> _What you should do_
The entries below should be transcribed in their entirety, exactly as written.

> _Raw records_
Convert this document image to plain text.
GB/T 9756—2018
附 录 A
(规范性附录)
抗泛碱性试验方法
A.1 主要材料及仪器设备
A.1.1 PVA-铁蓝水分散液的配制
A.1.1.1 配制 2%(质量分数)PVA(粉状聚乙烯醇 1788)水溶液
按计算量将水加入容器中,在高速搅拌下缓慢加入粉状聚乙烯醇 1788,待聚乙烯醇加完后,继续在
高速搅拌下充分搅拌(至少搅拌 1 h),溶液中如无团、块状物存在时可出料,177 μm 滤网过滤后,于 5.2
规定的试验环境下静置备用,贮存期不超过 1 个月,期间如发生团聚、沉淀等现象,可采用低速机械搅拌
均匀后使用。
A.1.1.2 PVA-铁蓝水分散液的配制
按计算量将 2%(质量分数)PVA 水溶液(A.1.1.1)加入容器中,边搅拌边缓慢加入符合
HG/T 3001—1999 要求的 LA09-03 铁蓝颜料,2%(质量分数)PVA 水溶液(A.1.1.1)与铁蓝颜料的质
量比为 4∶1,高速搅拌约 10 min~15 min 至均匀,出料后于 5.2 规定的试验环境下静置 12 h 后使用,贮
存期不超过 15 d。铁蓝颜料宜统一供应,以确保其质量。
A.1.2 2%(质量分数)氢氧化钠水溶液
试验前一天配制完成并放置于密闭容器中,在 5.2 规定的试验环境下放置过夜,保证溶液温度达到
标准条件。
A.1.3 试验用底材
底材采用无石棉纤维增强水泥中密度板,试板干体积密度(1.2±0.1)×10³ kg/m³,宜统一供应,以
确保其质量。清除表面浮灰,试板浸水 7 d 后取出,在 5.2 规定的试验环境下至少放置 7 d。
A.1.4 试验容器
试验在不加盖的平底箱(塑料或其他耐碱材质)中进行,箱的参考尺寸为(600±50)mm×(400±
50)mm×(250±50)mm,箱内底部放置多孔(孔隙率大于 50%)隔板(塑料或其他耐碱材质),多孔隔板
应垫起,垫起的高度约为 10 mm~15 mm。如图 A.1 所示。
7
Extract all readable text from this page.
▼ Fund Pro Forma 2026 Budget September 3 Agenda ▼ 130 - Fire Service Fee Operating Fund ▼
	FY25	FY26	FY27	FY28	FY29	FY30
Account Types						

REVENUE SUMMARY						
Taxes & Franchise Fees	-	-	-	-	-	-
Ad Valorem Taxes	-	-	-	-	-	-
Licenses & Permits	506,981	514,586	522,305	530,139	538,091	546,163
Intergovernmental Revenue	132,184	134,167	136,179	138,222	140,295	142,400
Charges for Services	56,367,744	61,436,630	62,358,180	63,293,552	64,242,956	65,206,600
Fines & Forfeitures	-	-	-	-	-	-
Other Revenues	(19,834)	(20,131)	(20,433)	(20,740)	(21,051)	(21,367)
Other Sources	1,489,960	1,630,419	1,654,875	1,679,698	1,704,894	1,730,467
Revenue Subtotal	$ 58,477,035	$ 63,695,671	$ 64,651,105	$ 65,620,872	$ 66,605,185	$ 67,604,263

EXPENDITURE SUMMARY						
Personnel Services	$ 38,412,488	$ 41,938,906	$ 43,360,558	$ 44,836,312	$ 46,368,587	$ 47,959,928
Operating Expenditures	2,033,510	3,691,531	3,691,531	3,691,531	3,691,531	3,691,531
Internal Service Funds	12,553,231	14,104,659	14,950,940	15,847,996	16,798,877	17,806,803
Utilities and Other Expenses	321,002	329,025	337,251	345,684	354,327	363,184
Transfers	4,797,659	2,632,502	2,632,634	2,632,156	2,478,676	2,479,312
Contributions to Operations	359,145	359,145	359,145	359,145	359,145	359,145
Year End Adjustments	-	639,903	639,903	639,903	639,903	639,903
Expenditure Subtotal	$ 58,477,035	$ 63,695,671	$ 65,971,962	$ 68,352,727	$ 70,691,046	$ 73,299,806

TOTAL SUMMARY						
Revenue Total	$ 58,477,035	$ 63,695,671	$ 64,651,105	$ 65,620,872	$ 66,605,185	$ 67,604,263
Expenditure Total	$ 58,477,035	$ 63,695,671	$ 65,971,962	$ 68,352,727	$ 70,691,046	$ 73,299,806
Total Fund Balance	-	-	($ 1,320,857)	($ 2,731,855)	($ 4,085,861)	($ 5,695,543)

> _Result_
Convert this document image to plain text.
GB/T 9756—2018
附 录 A
(规范性附录)
抗泛碱性试验方法
A.1 主要材料及仪器设备
A.1.1 PVA-铁蓝水分散液的配制
A.1.1.1 配制 2%(质量分数)PVA(粉状聚乙烯醇 1788)水溶液
按计算量将水加入容器中,在高速搅拌下缓慢加入粉状聚乙烯醇 1788,待聚乙烯醇加完后,继续在
高速搅拌下充分搅拌(至少搅拌 1 h),溶液中如无团、块状物存在时可出料,177 μm 滤网过滤后,于 5.2
规定的试验环境下静置备用,贮存期不超过 1 个月,期间如发生团聚、沉淀等现象,可采用低速机械搅拌
均匀后使用。
A.1.1.2 PVA-铁蓝水分散液的配制
按计算量将 2%(质量分数)PVA 水溶液(A.1.1.1)加入容器中,边搅拌边缓慢加入符合
HG/T 3001—1999 要求的 LA09-03 铁蓝颜料,2%(质量分数)PVA 水溶液(A.1.1.1)与铁蓝颜料的质
量比为 4∶1,高速搅拌约 10 min~15 min 至均匀,出料后于 5.2 规定的试验环境下静置 12 h 后使用,贮
存期不超过 15 d。铁蓝颜料宜统一供应,以确保其质量。
A.1.2 2%(质量分数)氢氧化钠水溶液
试验前一天配制完成并放置于密闭容器中,在 5.2 规定的试验环境下放置过夜,保证溶液温度达到
标准条件。
A.1.3 试验用底材
底材采用无石棉纤维增强水泥中密度板,试板干体积密度(1.2±0.1)×10³ kg/m³,宜统一供应,以
确保其质量。清除表面浮灰,试板浸水 7 d 后取出,在 5.2 规定的试验环境下至少放置 7 d。
A.1.4 试验容器
试验在不加盖的平底箱(塑料或其他耐碱材质)中进行,箱的参考尺寸为(600±50)mm×(400±
50)mm×(250±50)mm,箱内底部放置多孔(孔隙率大于 50%)隔板(塑料或其他耐碱材质),多孔隔板
应垫起,垫起的高度约为 10 mm~15 mm。如图 A.1 所示。
7
Extract all readable text from this page.
▼ Fund Pro Forma 2026 Budget September 3 Agenda ▼ 130 - Fire Service Fee Operating Fund ▼
	FY25	FY26	FY27	FY28	FY29	FY30
Account Types						

REVENUE SUMMARY						
Taxes & Franchise Fees	-	-	-	-	-	-
Ad Valorem Taxes	-	-	-	-	-	-
Licenses & Permits	506,981	514,586	522,305	530,139	538,091	546,163
Intergovernmental Revenue	132,184	134,167	136,179	138,222	140,295	142,400
Charges for Services	56,367,744	61,436,630	62,358,180	63,293,552	64,242,956	65,206,600
Fines & Forfeitures	-	-	-	-	-	-
Other Revenues	(19,834)	(20,131)	(20,433)	(20,740)	(21,051)	(21,367)
Other Sources	1,489,960	1,630,419	1,654,875	1,679,698	1,704,894	1,730,467
Revenue Subtotal	$ 58,477,035	$ 63,695,671	$ 64,651,105	$ 65,620,872	$ 66,605,185	$ 67,604,263

EXPENDITURE SUMMARY						
Personnel Services	$ 38,412,488	$ 41,938,906	$ 43,360,558	$ 44,836,312	$ 46,368,587	$ 47,959,928
Operating Expenditures	2,033,510	3,691,531	3,691,531	3,691,531	3,691,531	3,691,531
Internal Service Funds	12,553,231	14,104,659	14,950,940	15,847,996	16,798,877	17,806,803
Utilities and Other Expenses	321,002	329,025	337,251	345,684	354,327	363,184
Transfers	4,797,659	2,632,502	2,632,634	2,632,156	2,478,676	2,479,312
Contributions to Operations	359,145	359,145	359,145	359,145	359,145	359,145
Year End Adjustments	-	639,903	639,903	639,903	639,903	639,903
Expenditure Subtotal	$ 58,477,035	$ 63,695,671	$ 65,971,962	$ 68,352,727	$ 70,691,046	$ 73,299,806

TOTAL SUMMARY						
Revenue Total	$ 58,477,035	$ 63,695,671	$ 64,651,105	$ 65,620,872	$ 66,605,185	$ 67,604,263
Expenditure Total	$ 58,477,035	$ 63,695,671	$ 65,971,962	$ 68,352,727	$ 70,691,046	$ 73,299,806
Total Fund Balance	-	-	($ 1,320,857)	($ 2,731,855)	($ 4,085,861)	($ 5,695,543)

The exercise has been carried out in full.